▸ What is being asked: Find each line with the string "Older" and copy it.

▸ Given data:
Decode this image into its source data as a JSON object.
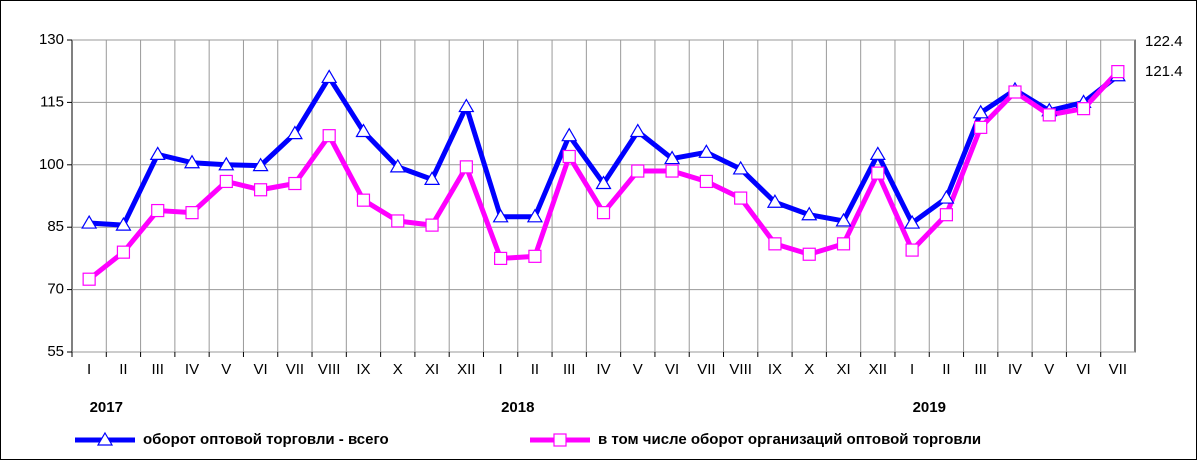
{
  "chart_data": {
    "type": "line",
    "categories": [
      "I",
      "II",
      "III",
      "IV",
      "V",
      "VI",
      "VII",
      "VIII",
      "IX",
      "X",
      "XI",
      "XII",
      "I",
      "II",
      "III",
      "IV",
      "V",
      "VI",
      "VII",
      "VIII",
      "IX",
      "X",
      "XI",
      "XII",
      "I",
      "II",
      "III",
      "IV",
      "V",
      "VI",
      "VII"
    ],
    "year_labels": [
      "2017",
      "2018",
      "2019"
    ],
    "series": [
      {
        "name": "оборот оптовой  торговли - всего",
        "color": "#0000ff",
        "marker": "triangle",
        "values": [
          86,
          85.5,
          102.5,
          100.5,
          100,
          99.8,
          107.5,
          121,
          108,
          99.5,
          96.5,
          114,
          87.5,
          87.5,
          107,
          95.5,
          108,
          101.5,
          103,
          99,
          91,
          88,
          86.5,
          102.5,
          86,
          92,
          112.5,
          118,
          113,
          115,
          121.4
        ]
      },
      {
        "name": "в том числе оборот организаций оптовой торговли",
        "color": "#ff00ff",
        "marker": "square",
        "values": [
          72.5,
          79,
          89,
          88.5,
          96,
          94,
          95.5,
          107,
          91.5,
          86.5,
          85.5,
          99.5,
          77.5,
          78,
          102,
          88.5,
          98.5,
          98.5,
          96,
          92,
          81,
          78.5,
          81,
          98,
          79.5,
          88,
          109,
          117.5,
          112,
          113.5,
          122.4
        ]
      }
    ],
    "ylim": [
      55,
      130
    ],
    "yticks": [
      55,
      70,
      85,
      100,
      115,
      130
    ],
    "grid": true
  }
}
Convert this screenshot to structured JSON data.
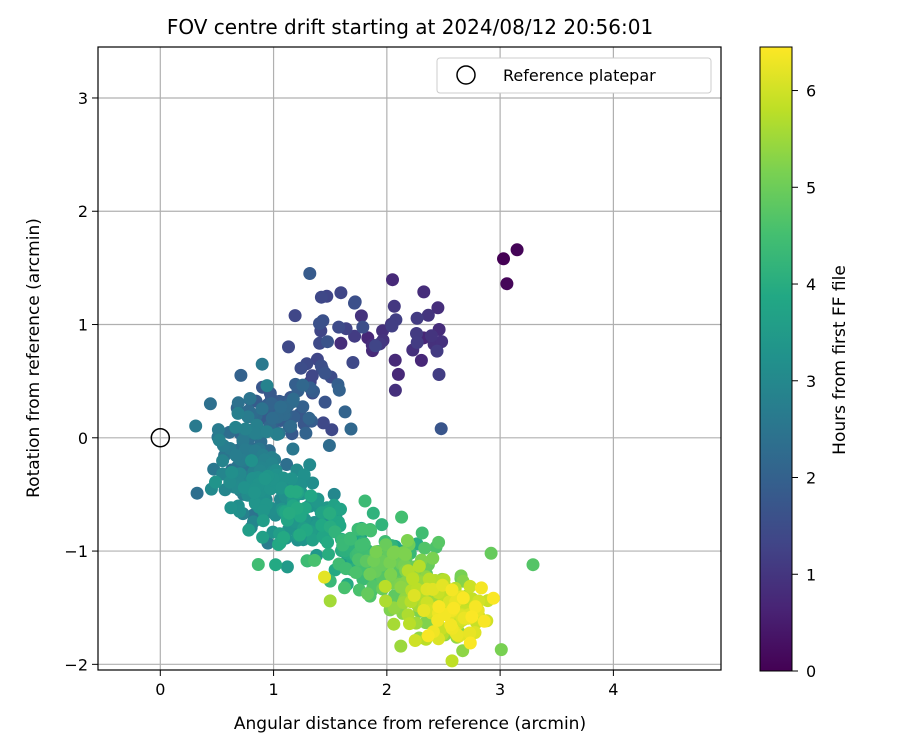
{
  "chart_data": {
    "type": "scatter",
    "title": "FOV centre drift starting at 2024/08/12 20:56:01",
    "xlabel": "Angular distance from reference (arcmin)",
    "ylabel": "Rotation from reference (arcmin)",
    "xlim": [
      -0.55,
      4.95
    ],
    "ylim": [
      -2.05,
      3.45
    ],
    "xticks": [
      0,
      1,
      2,
      3,
      4
    ],
    "yticks": [
      -2,
      -1,
      0,
      1,
      2,
      3
    ],
    "grid": true,
    "legend": {
      "label": "Reference platepar",
      "position": "top-right"
    },
    "reference_point": {
      "x": 0,
      "y": 0
    },
    "colorbar": {
      "label": "Hours from first FF file",
      "range": [
        0,
        6.45
      ],
      "ticks": [
        0,
        1,
        2,
        3,
        4,
        5,
        6
      ],
      "colormap": "viridis"
    },
    "clusters": [
      {
        "hours": [
          0.0,
          0.1
        ],
        "count": 3,
        "points": [
          [
            3.03,
            1.58
          ],
          [
            3.15,
            1.66
          ],
          [
            3.06,
            1.36
          ]
        ]
      },
      {
        "hours": [
          0.7,
          1.2
        ],
        "count": 32,
        "center": [
          2.15,
          0.95
        ],
        "spread": [
          0.27,
          0.22
        ]
      },
      {
        "hours": [
          1.2,
          1.7
        ],
        "count": 30,
        "center": [
          1.45,
          0.75
        ],
        "spread": [
          0.18,
          0.3
        ]
      },
      {
        "hours": [
          1.7,
          2.0
        ],
        "count": 3,
        "points": [
          [
            2.48,
            0.08
          ],
          [
            1.32,
            1.45
          ],
          [
            1.58,
            0.42
          ]
        ]
      },
      {
        "hours": [
          1.7,
          2.3
        ],
        "count": 60,
        "center": [
          1.05,
          0.22
        ],
        "spread": [
          0.22,
          0.13
        ]
      },
      {
        "hours": [
          2.3,
          2.9
        ],
        "count": 90,
        "center": [
          0.8,
          -0.15
        ],
        "spread": [
          0.14,
          0.22
        ]
      },
      {
        "hours": [
          2.8,
          3.4
        ],
        "count": 90,
        "center": [
          0.88,
          -0.45
        ],
        "spread": [
          0.2,
          0.13
        ]
      },
      {
        "hours": [
          3.2,
          4.0
        ],
        "count": 80,
        "center": [
          1.25,
          -0.75
        ],
        "spread": [
          0.22,
          0.13
        ]
      },
      {
        "hours": [
          3.8,
          4.6
        ],
        "count": 80,
        "center": [
          1.75,
          -1.0
        ],
        "spread": [
          0.22,
          0.14
        ]
      },
      {
        "hours": [
          4.5,
          5.2
        ],
        "count": 80,
        "center": [
          2.1,
          -1.2
        ],
        "spread": [
          0.2,
          0.15
        ]
      },
      {
        "hours": [
          5.1,
          5.8
        ],
        "count": 90,
        "center": [
          2.35,
          -1.4
        ],
        "spread": [
          0.2,
          0.13
        ]
      },
      {
        "hours": [
          5.7,
          6.45
        ],
        "count": 80,
        "center": [
          2.6,
          -1.55
        ],
        "spread": [
          0.16,
          0.13
        ]
      },
      {
        "hours": [
          4.5,
          6.4
        ],
        "count": 10,
        "points": [
          [
            2.13,
            -0.7
          ],
          [
            3.29,
            -1.12
          ],
          [
            2.92,
            -1.02
          ],
          [
            3.01,
            -1.87
          ],
          [
            2.67,
            -1.88
          ],
          [
            1.5,
            -1.44
          ],
          [
            2.2,
            -1.64
          ],
          [
            2.25,
            -1.79
          ],
          [
            1.45,
            -1.23
          ],
          [
            2.86,
            -1.62
          ]
        ]
      },
      {
        "hours": [
          2.6,
          3.0
        ],
        "count": 6,
        "points": [
          [
            0.9,
            0.65
          ],
          [
            0.95,
            -0.93
          ],
          [
            1.03,
            0.03
          ],
          [
            0.52,
            -0.02
          ],
          [
            0.55,
            -0.32
          ],
          [
            1.1,
            -0.5
          ]
        ]
      }
    ]
  }
}
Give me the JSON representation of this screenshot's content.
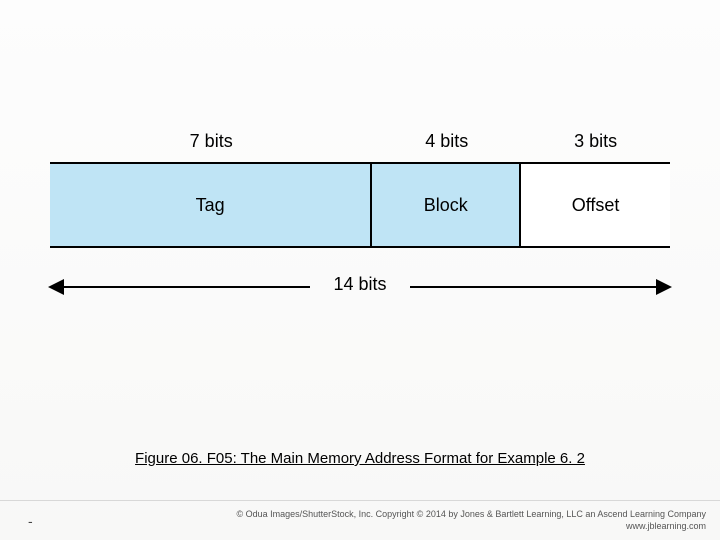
{
  "diagram": {
    "type": "address-format",
    "total_label": "14 bits",
    "fields": [
      {
        "bits_label": "7 bits",
        "name": "Tag",
        "width_pct": 52,
        "fill": "#bfe4f5"
      },
      {
        "bits_label": "4 bits",
        "name": "Block",
        "width_pct": 24,
        "fill": "#bfe4f5"
      },
      {
        "bits_label": "3 bits",
        "name": "Offset",
        "width_pct": 24,
        "fill": "#ffffff"
      }
    ],
    "border_color": "#000000",
    "font_size_pt": 18
  },
  "caption": "Figure 06. F05: The Main Memory Address Format for Example 6. 2",
  "footer": {
    "left": "-",
    "right_line1": "© Odua Images/ShutterStock, Inc. Copyright © 2014 by Jones & Bartlett Learning, LLC an Ascend Learning Company",
    "right_line2": "www.jblearning.com"
  },
  "colors": {
    "background": "#fdfdfd",
    "text": "#000000"
  }
}
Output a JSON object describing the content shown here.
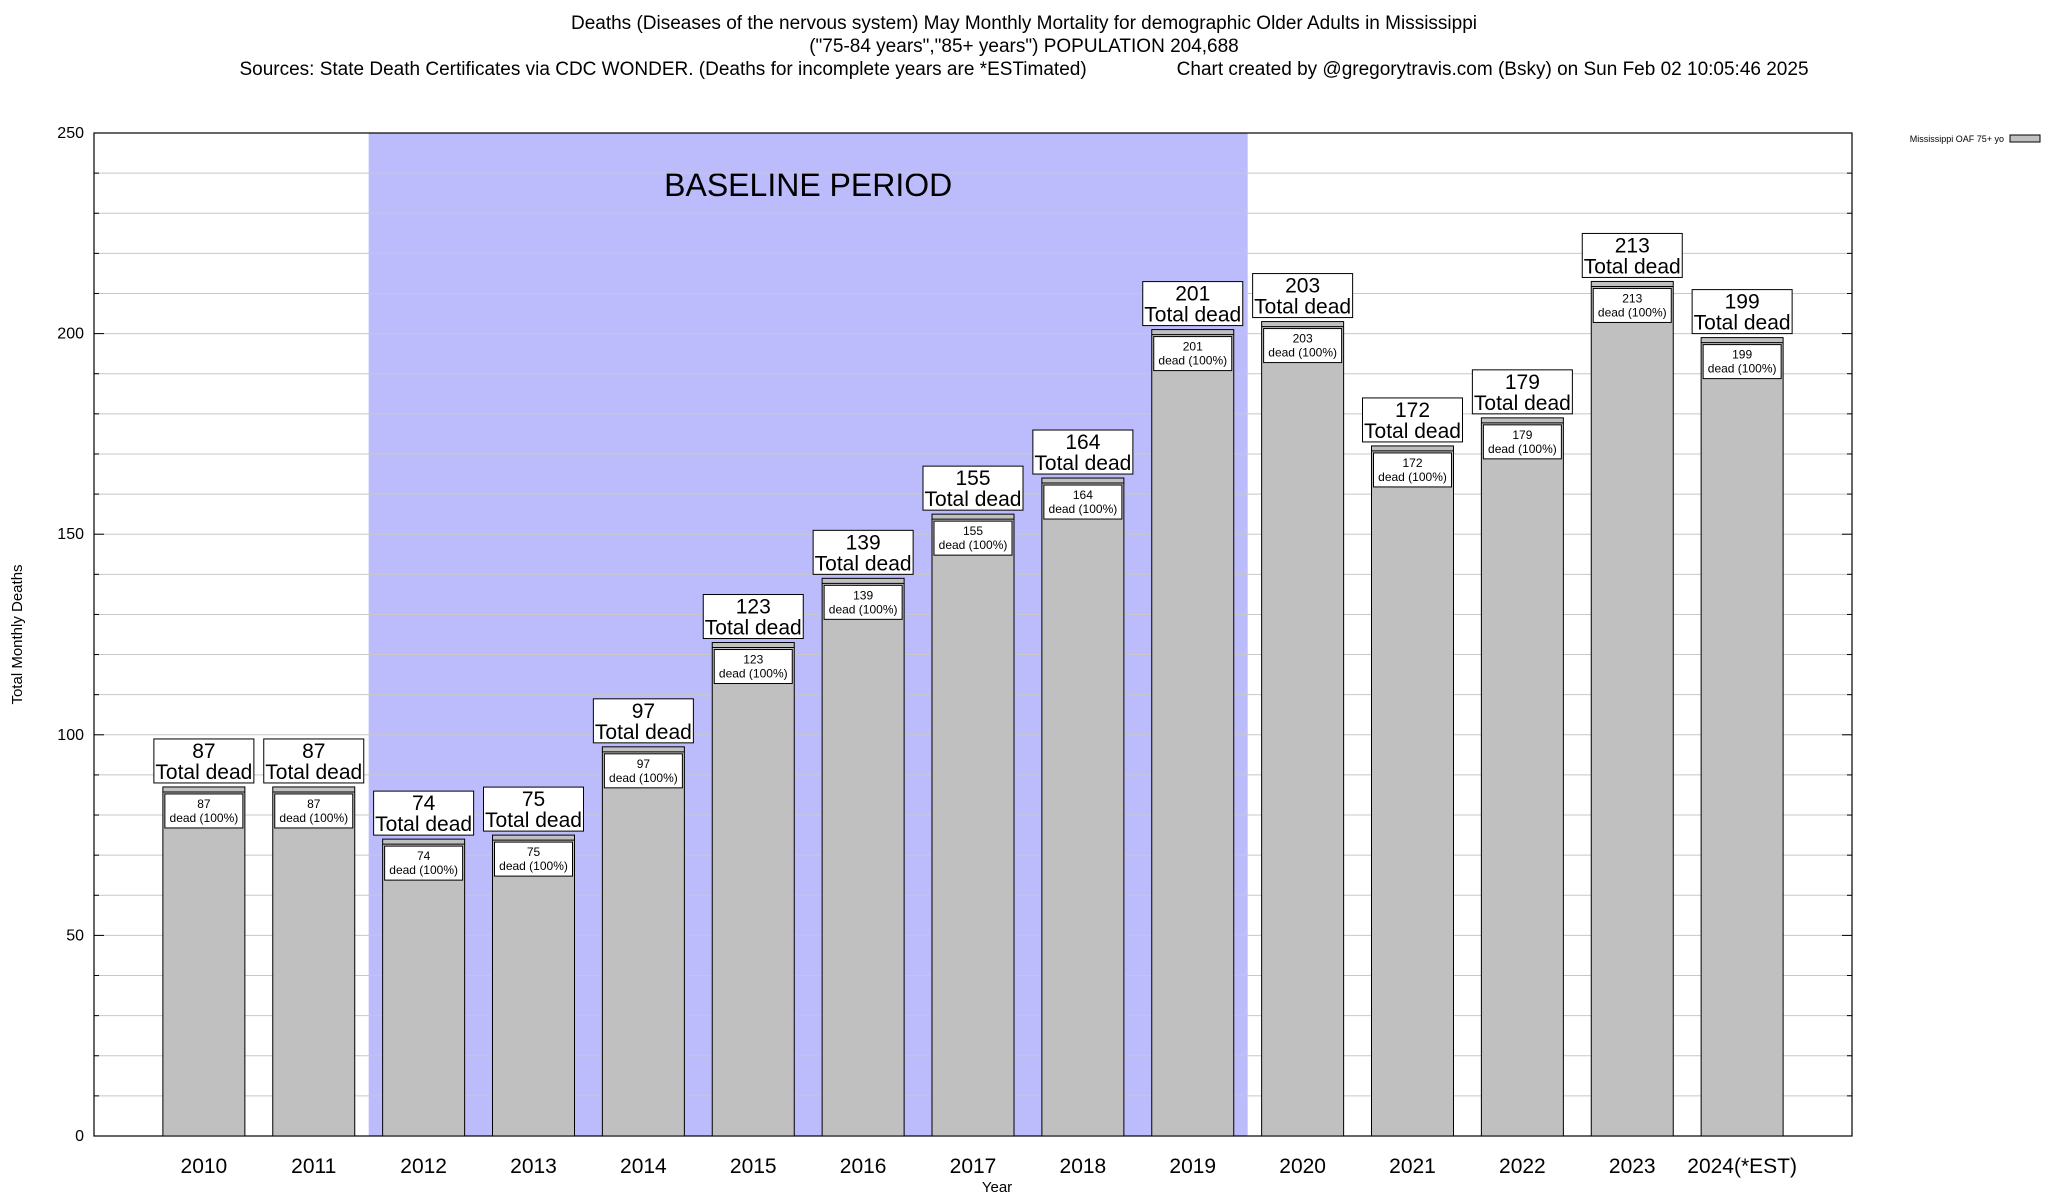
{
  "title": {
    "line1": "Deaths (Diseases of the nervous system) May Monthly Mortality for demographic Older Adults in Mississippi",
    "line2": "(\"75-84 years\",\"85+ years\") POPULATION 204,688",
    "line3_source": "Sources: State Death Certificates via CDC WONDER. (Deaths for incomplete years are *ESTimated)",
    "line3_credit": "Chart created by @gregorytravis.com (Bsky) on Sun Feb 02 10:05:46 2025"
  },
  "colors": {
    "bar_fill": "#c0c0c0",
    "baseline_band": "#bcbcfc",
    "grid": "#c8c8c8"
  },
  "chart_data": {
    "type": "bar",
    "title": "Deaths (Diseases of the nervous system) May Monthly Mortality for demographic Older Adults in Mississippi",
    "xlabel": "Year",
    "ylabel": "Total Monthly Deaths",
    "ylim": [
      0,
      250
    ],
    "yticks": [
      0,
      50,
      100,
      150,
      200,
      250
    ],
    "grid": true,
    "legend_position": "top-right, outside plot",
    "categories": [
      "2010",
      "2011",
      "2012",
      "2013",
      "2014",
      "2015",
      "2016",
      "2017",
      "2018",
      "2019",
      "2020",
      "2021",
      "2022",
      "2023",
      "2024(*EST)"
    ],
    "series": [
      {
        "name": "Mississippi OAF 75+ yo",
        "values": [
          87,
          87,
          74,
          75,
          97,
          123,
          139,
          155,
          164,
          201,
          203,
          172,
          179,
          213,
          199
        ]
      }
    ],
    "bar_label_text": "Total dead",
    "segment_label_suffix": "dead (100%)",
    "baseline_period": {
      "label": "BASELINE PERIOD",
      "start": "2012",
      "end": "2019"
    }
  }
}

▸ Answer to this exercise:
    "line1": "Deaths (Diseases of the nervous system) May Monthly Mortality for demographic Older Adults in Mississippi",
    "title": "Deaths (Diseases of the nervous system) May Monthly Mortality for demographic Older Adults in Mississippi",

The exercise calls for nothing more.